◆ SOURCE RECORDS ◆

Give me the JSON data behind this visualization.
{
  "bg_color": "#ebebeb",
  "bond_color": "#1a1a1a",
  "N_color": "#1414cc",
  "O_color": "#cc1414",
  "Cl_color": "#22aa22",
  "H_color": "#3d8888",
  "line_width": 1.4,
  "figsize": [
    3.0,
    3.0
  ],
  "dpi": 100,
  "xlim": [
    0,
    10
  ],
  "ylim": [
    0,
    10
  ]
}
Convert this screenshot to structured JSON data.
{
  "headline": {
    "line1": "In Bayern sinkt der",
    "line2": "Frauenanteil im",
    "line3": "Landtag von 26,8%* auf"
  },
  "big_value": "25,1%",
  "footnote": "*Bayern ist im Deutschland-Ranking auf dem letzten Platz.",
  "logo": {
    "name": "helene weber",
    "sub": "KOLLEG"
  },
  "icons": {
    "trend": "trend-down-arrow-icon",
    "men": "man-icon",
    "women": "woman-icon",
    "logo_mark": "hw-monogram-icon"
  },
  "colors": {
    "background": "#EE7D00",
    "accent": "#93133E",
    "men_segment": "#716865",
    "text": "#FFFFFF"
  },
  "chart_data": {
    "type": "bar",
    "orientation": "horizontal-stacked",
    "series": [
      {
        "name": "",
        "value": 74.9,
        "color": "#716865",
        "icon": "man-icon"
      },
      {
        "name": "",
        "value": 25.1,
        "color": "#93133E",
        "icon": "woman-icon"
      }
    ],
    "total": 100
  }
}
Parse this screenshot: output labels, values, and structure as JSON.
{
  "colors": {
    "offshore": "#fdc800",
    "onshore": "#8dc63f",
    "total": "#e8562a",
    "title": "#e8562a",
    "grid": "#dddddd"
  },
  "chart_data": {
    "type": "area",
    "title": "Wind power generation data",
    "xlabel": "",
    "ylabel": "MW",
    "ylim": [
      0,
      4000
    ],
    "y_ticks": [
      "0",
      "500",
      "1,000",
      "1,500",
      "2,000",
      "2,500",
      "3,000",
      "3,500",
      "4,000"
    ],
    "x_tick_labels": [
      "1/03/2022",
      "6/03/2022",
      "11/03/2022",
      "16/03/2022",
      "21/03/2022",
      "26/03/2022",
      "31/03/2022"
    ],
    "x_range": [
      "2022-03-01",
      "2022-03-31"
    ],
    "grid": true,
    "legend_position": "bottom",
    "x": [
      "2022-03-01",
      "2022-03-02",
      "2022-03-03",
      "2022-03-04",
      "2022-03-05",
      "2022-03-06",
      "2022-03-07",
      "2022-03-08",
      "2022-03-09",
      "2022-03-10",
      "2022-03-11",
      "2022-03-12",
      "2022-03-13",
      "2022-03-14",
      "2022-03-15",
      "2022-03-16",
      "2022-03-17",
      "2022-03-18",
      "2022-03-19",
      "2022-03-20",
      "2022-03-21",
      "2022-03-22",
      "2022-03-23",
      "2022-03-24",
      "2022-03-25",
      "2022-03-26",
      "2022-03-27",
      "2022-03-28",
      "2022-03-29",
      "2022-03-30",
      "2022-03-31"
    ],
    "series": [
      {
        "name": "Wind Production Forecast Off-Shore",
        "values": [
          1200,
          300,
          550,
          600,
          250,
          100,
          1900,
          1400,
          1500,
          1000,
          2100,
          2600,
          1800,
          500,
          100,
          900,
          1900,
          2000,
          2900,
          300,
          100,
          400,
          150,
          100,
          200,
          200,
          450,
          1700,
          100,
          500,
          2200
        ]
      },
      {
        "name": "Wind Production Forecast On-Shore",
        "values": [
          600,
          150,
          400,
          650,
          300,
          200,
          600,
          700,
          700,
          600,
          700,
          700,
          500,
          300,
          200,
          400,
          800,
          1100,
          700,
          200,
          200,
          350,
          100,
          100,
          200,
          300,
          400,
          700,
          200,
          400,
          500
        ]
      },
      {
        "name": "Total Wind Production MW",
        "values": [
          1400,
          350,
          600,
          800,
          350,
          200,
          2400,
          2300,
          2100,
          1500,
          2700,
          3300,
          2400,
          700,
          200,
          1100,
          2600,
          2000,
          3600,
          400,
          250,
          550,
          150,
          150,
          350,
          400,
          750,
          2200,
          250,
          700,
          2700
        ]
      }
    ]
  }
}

◆ WRITTEN EXERCISE ◆
All of the records must be retyped exactly as they are.

◆ OUTPUT BELOW ◆
Give me the JSON data behind this visualization.
{
  "bg_color": "#ebebeb",
  "bond_color": "#1a1a1a",
  "N_color": "#1414cc",
  "O_color": "#cc1414",
  "Cl_color": "#22aa22",
  "H_color": "#3d8888",
  "line_width": 1.4,
  "figsize": [
    3.0,
    3.0
  ],
  "dpi": 100,
  "xlim": [
    0,
    10
  ],
  "ylim": [
    0,
    10
  ]
}
Convert this screenshot to structured JSON data.
{
  "headline": {
    "line1": "In Bayern sinkt der",
    "line2": "Frauenanteil im",
    "line3": "Landtag von 26,8%* auf"
  },
  "big_value": "25,1%",
  "footnote": "*Bayern ist im Deutschland-Ranking auf dem letzten Platz.",
  "logo": {
    "name": "helene weber",
    "sub": "KOLLEG"
  },
  "icons": {
    "trend": "trend-down-arrow-icon",
    "men": "man-icon",
    "women": "woman-icon",
    "logo_mark": "hw-monogram-icon"
  },
  "colors": {
    "background": "#EE7D00",
    "accent": "#93133E",
    "men_segment": "#716865",
    "text": "#FFFFFF"
  },
  "chart_data": {
    "type": "bar",
    "orientation": "horizontal-stacked",
    "series": [
      {
        "name": "",
        "value": 74.9,
        "color": "#716865",
        "icon": "man-icon"
      },
      {
        "name": "",
        "value": 25.1,
        "color": "#93133E",
        "icon": "woman-icon"
      }
    ],
    "total": 100
  }
}
Parse this screenshot: output labels, values, and structure as JSON.
{
  "colors": {
    "offshore": "#fdc800",
    "onshore": "#8dc63f",
    "total": "#e8562a",
    "title": "#e8562a",
    "grid": "#dddddd"
  },
  "chart_data": {
    "type": "area",
    "title": "Wind power generation data",
    "xlabel": "",
    "ylabel": "MW",
    "ylim": [
      0,
      4000
    ],
    "y_ticks": [
      "0",
      "500",
      "1,000",
      "1,500",
      "2,000",
      "2,500",
      "3,000",
      "3,500",
      "4,000"
    ],
    "x_tick_labels": [
      "1/03/2022",
      "6/03/2022",
      "11/03/2022",
      "16/03/2022",
      "21/03/2022",
      "26/03/2022",
      "31/03/2022"
    ],
    "x_range": [
      "2022-03-01",
      "2022-03-31"
    ],
    "grid": true,
    "legend_position": "bottom",
    "x": [
      "2022-03-01",
      "2022-03-02",
      "2022-03-03",
      "2022-03-04",
      "2022-03-05",
      "2022-03-06",
      "2022-03-07",
      "2022-03-08",
      "2022-03-09",
      "2022-03-10",
      "2022-03-11",
      "2022-03-12",
      "2022-03-13",
      "2022-03-14",
      "2022-03-15",
      "2022-03-16",
      "2022-03-17",
      "2022-03-18",
      "2022-03-19",
      "2022-03-20",
      "2022-03-21",
      "2022-03-22",
      "2022-03-23",
      "2022-03-24",
      "2022-03-25",
      "2022-03-26",
      "2022-03-27",
      "2022-03-28",
      "2022-03-29",
      "2022-03-30",
      "2022-03-31"
    ],
    "series": [
      {
        "name": "Wind Production Forecast Off-Shore",
        "values": [
          1200,
          300,
          550,
          600,
          250,
          100,
          1900,
          1400,
          1500,
          1000,
          2100,
          2600,
          1800,
          500,
          100,
          900,
          1900,
          2000,
          2900,
          300,
          100,
          400,
          150,
          100,
          200,
          200,
          450,
          1700,
          100,
          500,
          2200
        ]
      },
      {
        "name": "Wind Production Forecast On-Shore",
        "values": [
          600,
          150,
          400,
          650,
          300,
          200,
          600,
          700,
          700,
          600,
          700,
          700,
          500,
          300,
          200,
          400,
          800,
          1100,
          700,
          200,
          200,
          350,
          100,
          100,
          200,
          300,
          400,
          700,
          200,
          400,
          500
        ]
      },
      {
        "name": "Total Wind Production MW",
        "values": [
          1400,
          350,
          600,
          800,
          350,
          200,
          2400,
          2300,
          2100,
          1500,
          2700,
          3300,
          2400,
          700,
          200,
          1100,
          2600,
          2000,
          3600,
          400,
          250,
          550,
          150,
          150,
          350,
          400,
          750,
          2200,
          250,
          700,
          2700
        ]
      }
    ]
  }
}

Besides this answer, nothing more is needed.